**WHAT YOU WILL DO**.
Write out the listing exactly as it is given.
=== RECORDS SHOWN ===
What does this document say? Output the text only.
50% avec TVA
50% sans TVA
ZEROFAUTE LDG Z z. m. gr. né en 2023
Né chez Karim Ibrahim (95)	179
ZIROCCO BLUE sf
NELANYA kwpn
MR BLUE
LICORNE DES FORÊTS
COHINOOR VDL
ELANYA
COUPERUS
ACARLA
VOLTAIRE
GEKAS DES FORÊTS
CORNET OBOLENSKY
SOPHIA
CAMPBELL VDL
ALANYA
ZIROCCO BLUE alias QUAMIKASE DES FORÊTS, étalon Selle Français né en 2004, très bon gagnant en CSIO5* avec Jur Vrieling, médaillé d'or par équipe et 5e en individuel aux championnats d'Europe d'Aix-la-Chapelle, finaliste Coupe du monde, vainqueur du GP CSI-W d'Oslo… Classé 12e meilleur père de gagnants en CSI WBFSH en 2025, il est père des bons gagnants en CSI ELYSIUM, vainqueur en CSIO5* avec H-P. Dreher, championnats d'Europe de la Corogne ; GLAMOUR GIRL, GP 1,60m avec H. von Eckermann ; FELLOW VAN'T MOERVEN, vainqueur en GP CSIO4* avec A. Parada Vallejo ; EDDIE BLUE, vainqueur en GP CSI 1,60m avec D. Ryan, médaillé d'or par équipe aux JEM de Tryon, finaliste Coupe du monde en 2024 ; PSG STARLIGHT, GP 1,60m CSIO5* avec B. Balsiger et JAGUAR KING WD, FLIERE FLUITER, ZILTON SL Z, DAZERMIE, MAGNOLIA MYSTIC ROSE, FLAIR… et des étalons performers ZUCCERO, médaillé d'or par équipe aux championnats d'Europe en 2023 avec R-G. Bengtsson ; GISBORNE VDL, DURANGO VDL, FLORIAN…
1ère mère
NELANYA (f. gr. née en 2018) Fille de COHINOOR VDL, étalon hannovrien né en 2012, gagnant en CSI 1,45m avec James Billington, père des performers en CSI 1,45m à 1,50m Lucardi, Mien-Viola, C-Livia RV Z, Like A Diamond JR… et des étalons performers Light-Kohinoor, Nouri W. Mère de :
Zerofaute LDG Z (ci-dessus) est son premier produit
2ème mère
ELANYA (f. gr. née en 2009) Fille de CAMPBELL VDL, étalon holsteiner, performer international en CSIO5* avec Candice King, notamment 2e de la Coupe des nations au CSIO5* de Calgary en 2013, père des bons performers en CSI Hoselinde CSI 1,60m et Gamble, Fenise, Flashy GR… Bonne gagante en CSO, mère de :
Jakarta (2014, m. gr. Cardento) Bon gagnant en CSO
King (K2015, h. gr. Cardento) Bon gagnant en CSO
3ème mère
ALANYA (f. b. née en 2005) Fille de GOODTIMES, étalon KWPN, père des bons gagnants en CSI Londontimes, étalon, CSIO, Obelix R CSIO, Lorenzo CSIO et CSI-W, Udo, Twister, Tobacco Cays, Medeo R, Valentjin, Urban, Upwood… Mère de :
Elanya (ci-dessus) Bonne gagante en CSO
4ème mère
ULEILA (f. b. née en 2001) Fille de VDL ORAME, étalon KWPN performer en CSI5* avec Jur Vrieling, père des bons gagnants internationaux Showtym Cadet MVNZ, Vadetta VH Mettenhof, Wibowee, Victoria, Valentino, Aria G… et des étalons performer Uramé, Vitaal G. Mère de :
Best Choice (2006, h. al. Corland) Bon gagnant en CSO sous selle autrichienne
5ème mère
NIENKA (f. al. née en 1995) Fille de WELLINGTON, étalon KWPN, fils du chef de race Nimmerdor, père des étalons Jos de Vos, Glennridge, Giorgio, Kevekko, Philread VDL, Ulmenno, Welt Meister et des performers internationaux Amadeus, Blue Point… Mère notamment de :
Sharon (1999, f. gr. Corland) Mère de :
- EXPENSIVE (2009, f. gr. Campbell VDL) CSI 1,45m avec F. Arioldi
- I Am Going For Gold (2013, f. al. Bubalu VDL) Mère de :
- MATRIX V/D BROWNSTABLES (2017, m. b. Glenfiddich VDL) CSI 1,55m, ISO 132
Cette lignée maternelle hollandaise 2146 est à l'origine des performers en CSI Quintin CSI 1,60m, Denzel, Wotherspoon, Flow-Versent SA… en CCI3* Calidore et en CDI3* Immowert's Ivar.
===
**OUTPUT FOR THIS EXERCISE**.
What does this document say? Output the text only.
50% avec TVA
50% sans TVA
ZEROFAUTE LDG Z z. m. gr. né en 2023
Né chez Karim Ibrahim (95)	179
ZIROCCO BLUE sf
NELANYA kwpn
MR BLUE
LICORNE DES FORÊTS
COHINOOR VDL
ELANYA
COUPERUS
ACARLA
VOLTAIRE
GEKAS DES FORÊTS
CORNET OBOLENSKY
SOPHIA
CAMPBELL VDL
ALANYA
ZIROCCO BLUE alias QUAMIKASE DES FORÊTS, étalon Selle Français né en 2004, très bon gagnant en CSIO5* avec Jur Vrieling, médaillé d'or par équipe et 5e en individuel aux championnats d'Europe d'Aix-la-Chapelle, finaliste Coupe du monde, vainqueur du GP CSI-W d'Oslo… Classé 12e meilleur père de gagnants en CSI WBFSH en 2025, il est père des bons gagnants en CSI ELYSIUM, vainqueur en CSIO5* avec H-P. Dreher, championnats d'Europe de la Corogne ; GLAMOUR GIRL, GP 1,60m avec H. von Eckermann ; FELLOW VAN'T MOERVEN, vainqueur en GP CSIO4* avec A. Parada Vallejo ; EDDIE BLUE, vainqueur en GP CSI 1,60m avec D. Ryan, médaillé d'or par équipe aux JEM de Tryon, finaliste Coupe du monde en 2024 ; PSG STARLIGHT, GP 1,60m CSIO5* avec B. Balsiger et JAGUAR KING WD, FLIERE FLUITER, ZILTON SL Z, DAZERMIE, MAGNOLIA MYSTIC ROSE, FLAIR… et des étalons performers ZUCCERO, médaillé d'or par équipe aux championnats d'Europe en 2023 avec R-G. Bengtsson ; GISBORNE VDL, DURANGO VDL, FLORIAN…
1ère mère
NELANYA (f. gr. née en 2018) Fille de COHINOOR VDL, étalon hannovrien né en 2012, gagnant en CSI 1,45m avec James Billington, père des performers en CSI 1,45m à 1,50m Lucardi, Mien-Viola, C-Livia RV Z, Like A Diamond JR… et des étalons performers Light-Kohinoor, Nouri W. Mère de :
Zerofaute LDG Z (ci-dessus) est son premier produit
2ème mère
ELANYA (f. gr. née en 2009) Fille de CAMPBELL VDL, étalon holsteiner, performer international en CSIO5* avec Candice King, notamment 2e de la Coupe des nations au CSIO5* de Calgary en 2013, père des bons performers en CSI Hoselinde CSI 1,60m et Gamble, Fenise, Flashy GR… Bonne gagante en CSO, mère de :
Jakarta (2014, m. gr. Cardento) Bon gagnant en CSO
King (K2015, h. gr. Cardento) Bon gagnant en CSO
3ème mère
ALANYA (f. b. née en 2005) Fille de GOODTIMES, étalon KWPN, père des bons gagnants en CSI Londontimes, étalon, CSIO, Obelix R CSIO, Lorenzo CSIO et CSI-W, Udo, Twister, Tobacco Cays, Medeo R, Valentjin, Urban, Upwood… Mère de :
Elanya (ci-dessus) Bonne gagante en CSO
4ème mère
ULEILA (f. b. née en 2001) Fille de VDL ORAME, étalon KWPN performer en CSI5* avec Jur Vrieling, père des bons gagnants internationaux Showtym Cadet MVNZ, Vadetta VH Mettenhof, Wibowee, Victoria, Valentino, Aria G… et des étalons performer Uramé, Vitaal G. Mère de :
Best Choice (2006, h. al. Corland) Bon gagnant en CSO sous selle autrichienne
5ème mère
NIENKA (f. al. née en 1995) Fille de WELLINGTON, étalon KWPN, fils du chef de race Nimmerdor, père des étalons Jos de Vos, Glennridge, Giorgio, Kevekko, Philread VDL, Ulmenno, Welt Meister et des performers internationaux Amadeus, Blue Point… Mère notamment de :
Sharon (1999, f. gr. Corland) Mère de :
- EXPENSIVE (2009, f. gr. Campbell VDL) CSI 1,45m avec F. Arioldi
- I Am Going For Gold (2013, f. al. Bubalu VDL) Mère de :
- MATRIX V/D BROWNSTABLES (2017, m. b. Glenfiddich VDL) CSI 1,55m, ISO 132
Cette lignée maternelle hollandaise 2146 est à l'origine des performers en CSI Quintin CSI 1,60m, Denzel, Wotherspoon, Flow-Versent SA… en CCI3* Calidore et en CDI3* Immowert's Ivar.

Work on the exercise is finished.